(Element placement data)

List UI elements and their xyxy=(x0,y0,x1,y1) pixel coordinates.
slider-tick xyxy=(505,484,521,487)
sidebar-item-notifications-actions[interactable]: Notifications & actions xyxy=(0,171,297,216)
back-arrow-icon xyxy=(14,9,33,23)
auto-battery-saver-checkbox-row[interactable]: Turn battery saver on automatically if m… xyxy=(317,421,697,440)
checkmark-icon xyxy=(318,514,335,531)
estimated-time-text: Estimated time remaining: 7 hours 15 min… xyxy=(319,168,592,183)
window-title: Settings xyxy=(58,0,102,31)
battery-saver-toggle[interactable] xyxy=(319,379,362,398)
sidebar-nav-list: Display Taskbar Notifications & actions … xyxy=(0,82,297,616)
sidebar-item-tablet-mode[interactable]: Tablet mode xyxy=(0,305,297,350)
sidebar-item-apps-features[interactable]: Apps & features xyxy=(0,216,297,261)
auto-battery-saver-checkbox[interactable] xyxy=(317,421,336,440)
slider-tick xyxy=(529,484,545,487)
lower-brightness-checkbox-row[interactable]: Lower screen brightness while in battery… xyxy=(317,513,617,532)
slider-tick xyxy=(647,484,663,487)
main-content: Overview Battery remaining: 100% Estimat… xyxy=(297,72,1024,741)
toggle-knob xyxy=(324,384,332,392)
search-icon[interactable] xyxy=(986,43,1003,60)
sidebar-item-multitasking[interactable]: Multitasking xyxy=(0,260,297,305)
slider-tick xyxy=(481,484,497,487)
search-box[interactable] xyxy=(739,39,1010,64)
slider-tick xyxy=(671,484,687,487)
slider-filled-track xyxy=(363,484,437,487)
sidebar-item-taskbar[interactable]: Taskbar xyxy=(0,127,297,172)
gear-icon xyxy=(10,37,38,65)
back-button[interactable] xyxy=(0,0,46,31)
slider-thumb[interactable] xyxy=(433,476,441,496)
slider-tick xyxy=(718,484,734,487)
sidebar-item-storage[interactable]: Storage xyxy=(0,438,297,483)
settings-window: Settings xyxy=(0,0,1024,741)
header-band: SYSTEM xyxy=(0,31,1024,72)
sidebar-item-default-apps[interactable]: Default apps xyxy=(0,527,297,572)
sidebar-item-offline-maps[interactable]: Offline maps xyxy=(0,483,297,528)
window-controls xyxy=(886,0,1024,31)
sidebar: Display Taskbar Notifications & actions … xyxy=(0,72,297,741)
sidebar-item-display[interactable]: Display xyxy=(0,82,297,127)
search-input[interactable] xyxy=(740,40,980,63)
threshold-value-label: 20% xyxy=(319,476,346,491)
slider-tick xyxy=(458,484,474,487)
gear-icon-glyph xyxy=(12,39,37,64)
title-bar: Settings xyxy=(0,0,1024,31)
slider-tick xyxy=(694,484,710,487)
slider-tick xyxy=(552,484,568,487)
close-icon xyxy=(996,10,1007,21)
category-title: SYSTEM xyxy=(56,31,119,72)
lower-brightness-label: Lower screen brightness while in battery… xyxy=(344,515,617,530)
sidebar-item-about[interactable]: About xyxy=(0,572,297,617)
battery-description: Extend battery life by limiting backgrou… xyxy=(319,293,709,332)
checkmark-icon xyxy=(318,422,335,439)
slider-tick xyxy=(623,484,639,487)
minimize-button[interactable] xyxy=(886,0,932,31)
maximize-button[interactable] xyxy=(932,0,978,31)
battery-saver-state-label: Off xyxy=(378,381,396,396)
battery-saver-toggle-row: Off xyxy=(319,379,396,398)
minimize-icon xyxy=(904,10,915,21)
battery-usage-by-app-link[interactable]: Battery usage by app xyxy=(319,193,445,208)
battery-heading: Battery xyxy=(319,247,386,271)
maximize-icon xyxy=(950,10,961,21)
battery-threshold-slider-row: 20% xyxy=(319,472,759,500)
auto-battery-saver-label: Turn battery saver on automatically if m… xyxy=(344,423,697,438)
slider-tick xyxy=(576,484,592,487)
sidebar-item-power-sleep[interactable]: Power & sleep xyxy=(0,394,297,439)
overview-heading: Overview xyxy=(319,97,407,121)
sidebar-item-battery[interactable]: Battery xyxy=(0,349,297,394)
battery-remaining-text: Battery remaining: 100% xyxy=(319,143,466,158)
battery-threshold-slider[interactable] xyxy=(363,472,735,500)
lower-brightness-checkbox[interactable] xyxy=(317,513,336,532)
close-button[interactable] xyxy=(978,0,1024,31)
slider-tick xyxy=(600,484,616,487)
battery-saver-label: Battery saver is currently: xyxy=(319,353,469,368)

◆ What the task asks
Report how many lines of the material contain the string "heading", matching case exactly. Give only the number.

◆ Exercise solution
2